__Records supplied__:
★ ★ ★ ★ ★ ★ ★
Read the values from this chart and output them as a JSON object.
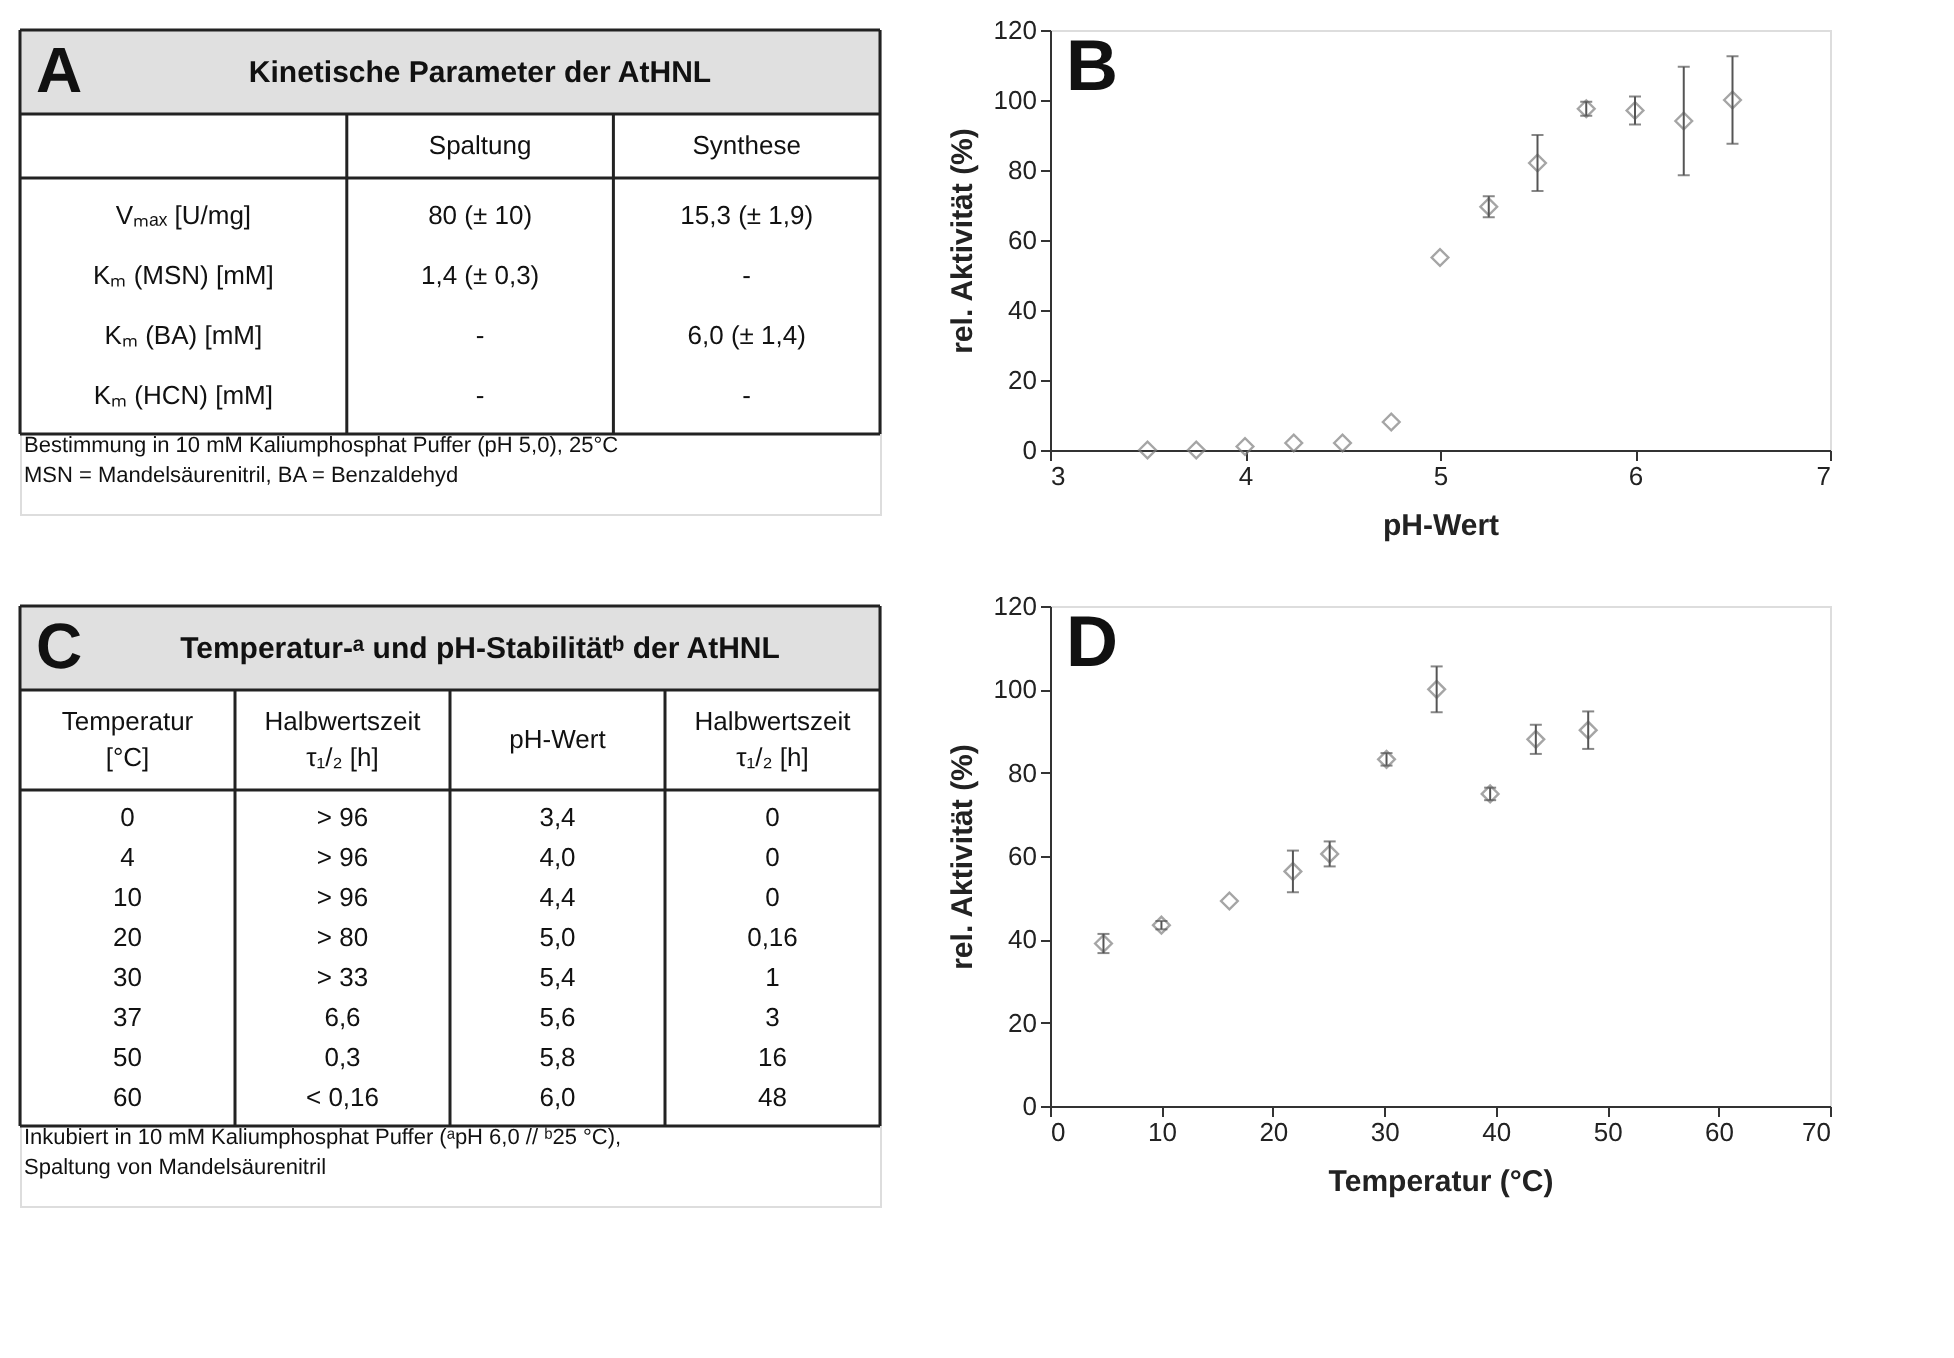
{
  "chart_data": [
    {
      "type": "other",
      "title": "Kinetische Parameter der AtHNL",
      "categories": [
        "Spaltung",
        "Synthese"
      ],
      "y_categories": [
        "Vₘₐₓ [U/mg]",
        "Kₘ (MSN) [mM]",
        "Kₘ (BA) [mM]",
        "Kₘ (HCN) [mM]"
      ],
      "cell_labels": [
        [
          "80  (± 10)",
          "15,3 (± 1,9)"
        ],
        [
          "1,4 (± 0,3)",
          "-"
        ],
        [
          "-",
          "6,0 (± 1,4)"
        ],
        [
          "-",
          "-"
        ]
      ],
      "annotations": [
        "A",
        "Bestimmung in 10 mM Kaliumphosphat Puffer (pH 5,0), 25°C",
        "MSN = Mandelsäurenitril, BA = Benzaldehyd"
      ]
    },
    {
      "type": "scatter",
      "xlabel": "pH-Wert",
      "ylabel": "rel. Aktivität (%)",
      "xlim": [
        3,
        7
      ],
      "xticks": [
        3,
        4,
        5,
        6,
        7
      ],
      "ylim": [
        0,
        120
      ],
      "yticks": [
        0,
        20,
        40,
        60,
        80,
        100,
        120
      ],
      "grid": false,
      "marker": "diamond",
      "annotations": [
        "B"
      ],
      "series": [
        {
          "color": "#808080",
          "x": [
            3.5,
            3.75,
            4.0,
            4.25,
            4.5,
            4.75,
            5.0,
            5.25,
            5.5,
            5.75,
            6.0,
            6.25,
            6.5
          ],
          "values": [
            0,
            0,
            1,
            2,
            2,
            8,
            55,
            69.5,
            82,
            97.5,
            97,
            94,
            100
          ],
          "errors": [
            null,
            null,
            null,
            null,
            null,
            null,
            null,
            3,
            8,
            2,
            4,
            15.5,
            12.5
          ]
        }
      ]
    },
    {
      "type": "other",
      "title": "Temperatur-ᵃ und pH-Stabilitätᵇ der AtHNL",
      "categories": [
        "Temperatur [°C]",
        "Halbwertszeit τ₁/₂ [h]",
        "pH-Wert",
        "Halbwertszeit τ₁/₂ [h]"
      ],
      "cell_labels": [
        [
          "0",
          "> 96",
          "3,4",
          "0"
        ],
        [
          "4",
          "> 96",
          "4,0",
          "0"
        ],
        [
          "10",
          "> 96",
          "4,4",
          "0"
        ],
        [
          "20",
          "> 80",
          "5,0",
          "0,16"
        ],
        [
          "30",
          "> 33",
          "5,4",
          "1"
        ],
        [
          "37",
          "6,6",
          "5,6",
          "3"
        ],
        [
          "50",
          "0,3",
          "5,8",
          "16"
        ],
        [
          "60",
          "< 0,16",
          "6,0",
          "48"
        ]
      ],
      "annotations": [
        "C",
        "Inkubiert in 10 mM Kaliumphosphat Puffer (ᵃpH 6,0 // ᵇ25 °C),",
        "Spaltung von Mandelsäurenitril"
      ]
    },
    {
      "type": "scatter",
      "xlabel": "Temperatur (°C)",
      "ylabel": "rel. Aktivität (%)",
      "xlim": [
        0,
        70
      ],
      "xticks": [
        0,
        10,
        20,
        30,
        40,
        50,
        60,
        70
      ],
      "ylim": [
        0,
        120
      ],
      "yticks": [
        0,
        20,
        40,
        60,
        80,
        100,
        120
      ],
      "grid": false,
      "marker": "diamond",
      "annotations": [
        "D"
      ],
      "series": [
        {
          "color": "#808080",
          "x": [
            4.8,
            10,
            16.1,
            21.8,
            25.1,
            30.2,
            34.7,
            39.5,
            43.6,
            48.3
          ],
          "values": [
            39,
            43.4,
            49.2,
            56.3,
            60.5,
            83.2,
            100,
            74.9,
            88,
            90.2
          ],
          "errors": [
            2.3,
            1,
            null,
            5,
            3,
            1.5,
            5.5,
            1.5,
            3.5,
            4.5
          ]
        }
      ]
    }
  ]
}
★ ★ ★ ★ ★ ★ ★
__Exercise description__: Every record must be copied exactly, with images dropped from the result.

__Result__:
Read the values from this chart and output them as a JSON object.
{
  "chart_data": [
    {
      "type": "other",
      "title": "Kinetische Parameter der AtHNL",
      "categories": [
        "Spaltung",
        "Synthese"
      ],
      "y_categories": [
        "Vₘₐₓ [U/mg]",
        "Kₘ (MSN) [mM]",
        "Kₘ (BA) [mM]",
        "Kₘ (HCN) [mM]"
      ],
      "cell_labels": [
        [
          "80  (± 10)",
          "15,3 (± 1,9)"
        ],
        [
          "1,4 (± 0,3)",
          "-"
        ],
        [
          "-",
          "6,0 (± 1,4)"
        ],
        [
          "-",
          "-"
        ]
      ],
      "annotations": [
        "A",
        "Bestimmung in 10 mM Kaliumphosphat Puffer (pH 5,0), 25°C",
        "MSN = Mandelsäurenitril, BA = Benzaldehyd"
      ]
    },
    {
      "type": "scatter",
      "xlabel": "pH-Wert",
      "ylabel": "rel. Aktivität (%)",
      "xlim": [
        3,
        7
      ],
      "xticks": [
        3,
        4,
        5,
        6,
        7
      ],
      "ylim": [
        0,
        120
      ],
      "yticks": [
        0,
        20,
        40,
        60,
        80,
        100,
        120
      ],
      "grid": false,
      "marker": "diamond",
      "annotations": [
        "B"
      ],
      "series": [
        {
          "color": "#808080",
          "x": [
            3.5,
            3.75,
            4.0,
            4.25,
            4.5,
            4.75,
            5.0,
            5.25,
            5.5,
            5.75,
            6.0,
            6.25,
            6.5
          ],
          "values": [
            0,
            0,
            1,
            2,
            2,
            8,
            55,
            69.5,
            82,
            97.5,
            97,
            94,
            100
          ],
          "errors": [
            null,
            null,
            null,
            null,
            null,
            null,
            null,
            3,
            8,
            2,
            4,
            15.5,
            12.5
          ]
        }
      ]
    },
    {
      "type": "other",
      "title": "Temperatur-ᵃ und pH-Stabilitätᵇ der AtHNL",
      "categories": [
        "Temperatur [°C]",
        "Halbwertszeit τ₁/₂ [h]",
        "pH-Wert",
        "Halbwertszeit τ₁/₂ [h]"
      ],
      "cell_labels": [
        [
          "0",
          "> 96",
          "3,4",
          "0"
        ],
        [
          "4",
          "> 96",
          "4,0",
          "0"
        ],
        [
          "10",
          "> 96",
          "4,4",
          "0"
        ],
        [
          "20",
          "> 80",
          "5,0",
          "0,16"
        ],
        [
          "30",
          "> 33",
          "5,4",
          "1"
        ],
        [
          "37",
          "6,6",
          "5,6",
          "3"
        ],
        [
          "50",
          "0,3",
          "5,8",
          "16"
        ],
        [
          "60",
          "< 0,16",
          "6,0",
          "48"
        ]
      ],
      "annotations": [
        "C",
        "Inkubiert in 10 mM Kaliumphosphat Puffer (ᵃpH 6,0 // ᵇ25 °C),",
        "Spaltung von Mandelsäurenitril"
      ]
    },
    {
      "type": "scatter",
      "xlabel": "Temperatur (°C)",
      "ylabel": "rel. Aktivität (%)",
      "xlim": [
        0,
        70
      ],
      "xticks": [
        0,
        10,
        20,
        30,
        40,
        50,
        60,
        70
      ],
      "ylim": [
        0,
        120
      ],
      "yticks": [
        0,
        20,
        40,
        60,
        80,
        100,
        120
      ],
      "grid": false,
      "marker": "diamond",
      "annotations": [
        "D"
      ],
      "series": [
        {
          "color": "#808080",
          "x": [
            4.8,
            10,
            16.1,
            21.8,
            25.1,
            30.2,
            34.7,
            39.5,
            43.6,
            48.3
          ],
          "values": [
            39,
            43.4,
            49.2,
            56.3,
            60.5,
            83.2,
            100,
            74.9,
            88,
            90.2
          ],
          "errors": [
            2.3,
            1,
            null,
            5,
            3,
            1.5,
            5.5,
            1.5,
            3.5,
            4.5
          ]
        }
      ]
    }
  ]
}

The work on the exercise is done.